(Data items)
▼

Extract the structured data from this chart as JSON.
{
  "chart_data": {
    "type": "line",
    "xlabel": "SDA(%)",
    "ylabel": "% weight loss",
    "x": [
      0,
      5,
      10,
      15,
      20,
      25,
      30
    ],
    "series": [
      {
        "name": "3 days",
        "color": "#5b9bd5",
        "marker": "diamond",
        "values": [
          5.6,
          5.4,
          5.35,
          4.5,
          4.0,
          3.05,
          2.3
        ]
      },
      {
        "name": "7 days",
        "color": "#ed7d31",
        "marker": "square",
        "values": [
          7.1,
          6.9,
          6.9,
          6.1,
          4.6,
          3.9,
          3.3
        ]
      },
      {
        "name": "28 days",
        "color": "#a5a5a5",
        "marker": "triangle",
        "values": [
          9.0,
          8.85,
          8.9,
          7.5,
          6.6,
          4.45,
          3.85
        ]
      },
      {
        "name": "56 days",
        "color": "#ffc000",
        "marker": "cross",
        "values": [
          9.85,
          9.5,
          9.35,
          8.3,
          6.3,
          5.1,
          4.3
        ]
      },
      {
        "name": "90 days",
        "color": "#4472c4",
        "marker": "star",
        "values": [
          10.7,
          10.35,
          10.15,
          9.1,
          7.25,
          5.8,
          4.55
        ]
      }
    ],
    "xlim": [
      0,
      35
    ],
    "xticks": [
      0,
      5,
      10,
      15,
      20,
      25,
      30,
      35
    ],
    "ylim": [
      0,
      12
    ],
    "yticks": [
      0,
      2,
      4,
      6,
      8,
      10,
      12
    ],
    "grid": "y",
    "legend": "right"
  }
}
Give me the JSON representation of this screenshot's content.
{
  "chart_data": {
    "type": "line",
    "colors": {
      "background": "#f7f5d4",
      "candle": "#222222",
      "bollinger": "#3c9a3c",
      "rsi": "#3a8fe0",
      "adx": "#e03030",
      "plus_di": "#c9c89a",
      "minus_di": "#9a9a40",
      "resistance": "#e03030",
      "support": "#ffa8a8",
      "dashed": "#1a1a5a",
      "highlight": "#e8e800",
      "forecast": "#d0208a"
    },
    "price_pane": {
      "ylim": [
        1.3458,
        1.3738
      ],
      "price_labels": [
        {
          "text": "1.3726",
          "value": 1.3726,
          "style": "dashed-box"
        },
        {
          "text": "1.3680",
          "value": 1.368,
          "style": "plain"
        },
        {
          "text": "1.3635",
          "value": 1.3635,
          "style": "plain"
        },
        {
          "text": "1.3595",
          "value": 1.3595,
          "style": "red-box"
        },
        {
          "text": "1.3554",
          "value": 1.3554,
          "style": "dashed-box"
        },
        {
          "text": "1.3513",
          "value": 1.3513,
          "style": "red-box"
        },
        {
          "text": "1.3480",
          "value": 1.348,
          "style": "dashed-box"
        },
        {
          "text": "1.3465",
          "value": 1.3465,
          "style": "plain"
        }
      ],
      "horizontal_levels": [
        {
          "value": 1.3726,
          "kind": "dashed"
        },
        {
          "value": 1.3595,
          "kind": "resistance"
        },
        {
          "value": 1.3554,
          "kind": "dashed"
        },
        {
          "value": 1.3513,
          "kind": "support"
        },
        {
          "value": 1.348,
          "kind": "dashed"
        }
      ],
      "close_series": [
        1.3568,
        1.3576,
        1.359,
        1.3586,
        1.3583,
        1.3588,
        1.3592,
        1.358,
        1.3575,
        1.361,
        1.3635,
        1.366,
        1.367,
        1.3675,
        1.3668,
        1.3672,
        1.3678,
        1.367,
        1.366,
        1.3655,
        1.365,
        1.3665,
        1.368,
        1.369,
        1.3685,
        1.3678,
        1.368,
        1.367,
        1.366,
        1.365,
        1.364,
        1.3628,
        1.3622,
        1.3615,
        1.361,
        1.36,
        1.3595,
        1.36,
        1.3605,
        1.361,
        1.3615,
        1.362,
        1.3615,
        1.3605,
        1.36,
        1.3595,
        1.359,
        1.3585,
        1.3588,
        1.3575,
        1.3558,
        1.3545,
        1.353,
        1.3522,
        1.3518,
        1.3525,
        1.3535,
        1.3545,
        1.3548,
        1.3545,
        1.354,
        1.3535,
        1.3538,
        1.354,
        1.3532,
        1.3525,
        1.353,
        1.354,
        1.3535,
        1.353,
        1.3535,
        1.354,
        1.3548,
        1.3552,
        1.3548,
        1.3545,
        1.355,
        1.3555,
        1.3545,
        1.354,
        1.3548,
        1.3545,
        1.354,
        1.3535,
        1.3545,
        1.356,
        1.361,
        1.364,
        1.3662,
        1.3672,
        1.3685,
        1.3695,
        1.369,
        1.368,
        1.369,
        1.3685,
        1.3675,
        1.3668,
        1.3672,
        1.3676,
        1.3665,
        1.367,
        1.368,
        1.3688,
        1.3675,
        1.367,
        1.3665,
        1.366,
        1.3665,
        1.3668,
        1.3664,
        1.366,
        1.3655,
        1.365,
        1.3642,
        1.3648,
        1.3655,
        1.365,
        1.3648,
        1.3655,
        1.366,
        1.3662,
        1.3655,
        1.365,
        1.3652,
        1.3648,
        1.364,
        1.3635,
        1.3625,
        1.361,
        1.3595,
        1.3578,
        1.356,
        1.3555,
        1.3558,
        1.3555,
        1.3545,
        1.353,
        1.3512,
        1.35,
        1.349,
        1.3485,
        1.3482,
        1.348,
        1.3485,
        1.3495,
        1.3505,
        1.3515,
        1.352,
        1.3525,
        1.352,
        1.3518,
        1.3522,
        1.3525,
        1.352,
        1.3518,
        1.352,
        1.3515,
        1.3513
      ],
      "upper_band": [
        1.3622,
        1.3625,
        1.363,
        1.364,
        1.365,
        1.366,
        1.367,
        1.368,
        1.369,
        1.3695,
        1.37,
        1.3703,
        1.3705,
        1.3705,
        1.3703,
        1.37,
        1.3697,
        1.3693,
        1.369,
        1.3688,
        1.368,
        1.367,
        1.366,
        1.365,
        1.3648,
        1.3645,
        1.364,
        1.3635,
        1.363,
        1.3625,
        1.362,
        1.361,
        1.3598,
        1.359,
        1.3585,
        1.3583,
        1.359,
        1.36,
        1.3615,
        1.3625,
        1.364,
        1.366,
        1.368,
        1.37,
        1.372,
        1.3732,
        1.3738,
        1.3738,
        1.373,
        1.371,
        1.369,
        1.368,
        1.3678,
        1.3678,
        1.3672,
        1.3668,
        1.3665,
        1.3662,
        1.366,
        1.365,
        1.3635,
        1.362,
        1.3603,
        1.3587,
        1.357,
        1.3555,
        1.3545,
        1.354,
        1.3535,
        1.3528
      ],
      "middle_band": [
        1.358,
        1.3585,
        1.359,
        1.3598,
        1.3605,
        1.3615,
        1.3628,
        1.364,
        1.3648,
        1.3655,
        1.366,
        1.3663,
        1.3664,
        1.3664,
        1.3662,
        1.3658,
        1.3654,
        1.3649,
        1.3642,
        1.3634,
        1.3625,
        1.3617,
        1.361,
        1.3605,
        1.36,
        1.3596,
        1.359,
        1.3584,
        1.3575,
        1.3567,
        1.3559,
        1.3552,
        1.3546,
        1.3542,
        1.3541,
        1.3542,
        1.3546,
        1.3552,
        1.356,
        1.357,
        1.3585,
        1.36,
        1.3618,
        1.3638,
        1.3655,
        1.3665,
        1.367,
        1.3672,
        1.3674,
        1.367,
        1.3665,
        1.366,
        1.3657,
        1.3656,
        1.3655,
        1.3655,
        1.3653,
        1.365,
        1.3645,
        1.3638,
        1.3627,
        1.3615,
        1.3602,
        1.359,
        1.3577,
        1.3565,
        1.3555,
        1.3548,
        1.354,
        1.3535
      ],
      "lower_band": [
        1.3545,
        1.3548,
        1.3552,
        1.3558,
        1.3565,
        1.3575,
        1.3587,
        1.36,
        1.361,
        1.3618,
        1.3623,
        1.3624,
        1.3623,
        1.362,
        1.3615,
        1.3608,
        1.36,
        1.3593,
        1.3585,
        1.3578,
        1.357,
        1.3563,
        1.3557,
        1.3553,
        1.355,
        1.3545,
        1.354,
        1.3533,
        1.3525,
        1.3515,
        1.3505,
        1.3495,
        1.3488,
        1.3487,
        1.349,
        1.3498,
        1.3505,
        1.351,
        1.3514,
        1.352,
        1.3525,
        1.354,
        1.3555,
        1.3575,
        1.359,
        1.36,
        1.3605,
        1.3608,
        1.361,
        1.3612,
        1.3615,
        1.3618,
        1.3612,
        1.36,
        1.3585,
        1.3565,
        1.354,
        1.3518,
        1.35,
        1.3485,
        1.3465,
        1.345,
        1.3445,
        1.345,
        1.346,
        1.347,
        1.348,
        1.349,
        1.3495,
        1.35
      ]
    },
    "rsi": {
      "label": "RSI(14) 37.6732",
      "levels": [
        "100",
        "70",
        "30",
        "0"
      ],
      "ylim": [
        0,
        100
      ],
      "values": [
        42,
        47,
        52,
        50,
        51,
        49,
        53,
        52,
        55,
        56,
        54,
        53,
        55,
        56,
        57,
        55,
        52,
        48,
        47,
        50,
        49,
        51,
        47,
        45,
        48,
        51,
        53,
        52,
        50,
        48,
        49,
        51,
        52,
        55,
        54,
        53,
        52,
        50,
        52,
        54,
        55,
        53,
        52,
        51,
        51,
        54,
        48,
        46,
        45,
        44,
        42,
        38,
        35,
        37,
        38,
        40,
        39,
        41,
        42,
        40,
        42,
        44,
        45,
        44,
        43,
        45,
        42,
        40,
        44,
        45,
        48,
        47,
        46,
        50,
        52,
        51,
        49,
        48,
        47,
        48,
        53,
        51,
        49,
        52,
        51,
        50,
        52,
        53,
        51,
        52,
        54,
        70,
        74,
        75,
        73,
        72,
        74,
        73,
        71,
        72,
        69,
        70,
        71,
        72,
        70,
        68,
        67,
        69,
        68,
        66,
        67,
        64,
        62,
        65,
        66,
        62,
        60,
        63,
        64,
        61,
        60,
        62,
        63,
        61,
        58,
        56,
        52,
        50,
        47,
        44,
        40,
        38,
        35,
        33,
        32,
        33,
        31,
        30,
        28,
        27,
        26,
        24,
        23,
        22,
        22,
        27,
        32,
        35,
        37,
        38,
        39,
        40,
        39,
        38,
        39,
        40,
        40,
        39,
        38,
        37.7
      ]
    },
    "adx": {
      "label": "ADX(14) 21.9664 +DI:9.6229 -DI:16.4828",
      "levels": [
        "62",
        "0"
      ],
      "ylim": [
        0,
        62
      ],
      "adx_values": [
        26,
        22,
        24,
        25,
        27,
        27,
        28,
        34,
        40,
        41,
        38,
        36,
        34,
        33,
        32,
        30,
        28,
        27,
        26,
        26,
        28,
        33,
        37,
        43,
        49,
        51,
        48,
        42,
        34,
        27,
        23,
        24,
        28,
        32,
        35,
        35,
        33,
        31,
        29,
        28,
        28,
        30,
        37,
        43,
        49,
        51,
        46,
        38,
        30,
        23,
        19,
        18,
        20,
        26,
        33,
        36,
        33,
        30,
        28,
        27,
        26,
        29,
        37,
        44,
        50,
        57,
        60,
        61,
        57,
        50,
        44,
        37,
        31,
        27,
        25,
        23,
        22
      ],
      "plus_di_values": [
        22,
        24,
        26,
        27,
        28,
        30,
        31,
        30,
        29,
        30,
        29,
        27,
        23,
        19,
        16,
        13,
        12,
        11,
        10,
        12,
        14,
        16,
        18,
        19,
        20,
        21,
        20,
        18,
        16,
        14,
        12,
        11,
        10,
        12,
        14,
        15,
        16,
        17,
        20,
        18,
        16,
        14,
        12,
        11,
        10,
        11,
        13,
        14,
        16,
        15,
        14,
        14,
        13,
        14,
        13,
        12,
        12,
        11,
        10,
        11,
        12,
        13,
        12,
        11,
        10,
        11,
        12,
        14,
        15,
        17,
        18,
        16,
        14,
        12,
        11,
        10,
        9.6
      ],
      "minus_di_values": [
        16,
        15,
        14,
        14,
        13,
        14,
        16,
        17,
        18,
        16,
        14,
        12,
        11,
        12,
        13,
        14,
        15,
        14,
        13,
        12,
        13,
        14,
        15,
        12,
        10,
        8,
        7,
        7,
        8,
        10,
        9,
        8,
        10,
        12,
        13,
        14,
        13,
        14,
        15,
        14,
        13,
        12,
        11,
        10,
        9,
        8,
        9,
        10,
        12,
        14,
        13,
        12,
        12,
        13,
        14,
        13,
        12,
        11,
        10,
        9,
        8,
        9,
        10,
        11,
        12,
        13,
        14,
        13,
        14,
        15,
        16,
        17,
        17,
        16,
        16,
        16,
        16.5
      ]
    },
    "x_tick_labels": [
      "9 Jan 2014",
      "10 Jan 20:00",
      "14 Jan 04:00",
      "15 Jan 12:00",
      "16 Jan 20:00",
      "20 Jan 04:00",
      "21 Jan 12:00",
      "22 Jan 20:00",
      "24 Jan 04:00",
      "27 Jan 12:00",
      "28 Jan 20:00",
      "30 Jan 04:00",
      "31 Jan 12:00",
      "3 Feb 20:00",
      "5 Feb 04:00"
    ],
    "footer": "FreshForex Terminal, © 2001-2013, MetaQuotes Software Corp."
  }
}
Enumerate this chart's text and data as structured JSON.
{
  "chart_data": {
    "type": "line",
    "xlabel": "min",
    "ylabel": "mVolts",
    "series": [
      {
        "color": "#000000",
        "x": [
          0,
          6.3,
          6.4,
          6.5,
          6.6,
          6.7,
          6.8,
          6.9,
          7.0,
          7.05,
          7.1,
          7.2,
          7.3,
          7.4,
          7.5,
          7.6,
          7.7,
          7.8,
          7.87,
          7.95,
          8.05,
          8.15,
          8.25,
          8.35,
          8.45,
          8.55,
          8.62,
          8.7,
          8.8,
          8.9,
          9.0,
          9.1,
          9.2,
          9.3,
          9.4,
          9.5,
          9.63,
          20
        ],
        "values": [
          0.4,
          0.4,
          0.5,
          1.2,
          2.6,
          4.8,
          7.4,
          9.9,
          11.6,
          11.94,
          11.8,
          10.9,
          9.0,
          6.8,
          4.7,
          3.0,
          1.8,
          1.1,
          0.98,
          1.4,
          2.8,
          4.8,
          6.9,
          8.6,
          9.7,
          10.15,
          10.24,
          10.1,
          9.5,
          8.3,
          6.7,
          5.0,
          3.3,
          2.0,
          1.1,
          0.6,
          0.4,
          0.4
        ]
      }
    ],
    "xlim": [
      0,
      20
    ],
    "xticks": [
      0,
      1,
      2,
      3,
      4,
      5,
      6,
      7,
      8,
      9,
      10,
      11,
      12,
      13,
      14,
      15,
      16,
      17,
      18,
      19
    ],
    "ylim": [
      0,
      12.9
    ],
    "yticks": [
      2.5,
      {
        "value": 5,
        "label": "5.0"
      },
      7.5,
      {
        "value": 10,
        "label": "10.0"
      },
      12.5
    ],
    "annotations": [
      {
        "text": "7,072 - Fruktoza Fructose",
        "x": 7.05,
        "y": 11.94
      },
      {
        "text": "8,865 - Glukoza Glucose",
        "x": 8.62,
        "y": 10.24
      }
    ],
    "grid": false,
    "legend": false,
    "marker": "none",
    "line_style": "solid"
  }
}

▲

THE EXERCISE:
From the listing, copy every line where the string "resistance" appears.

FINAL RESULT:
      "resistance": "#e03030",
          "kind": "resistance"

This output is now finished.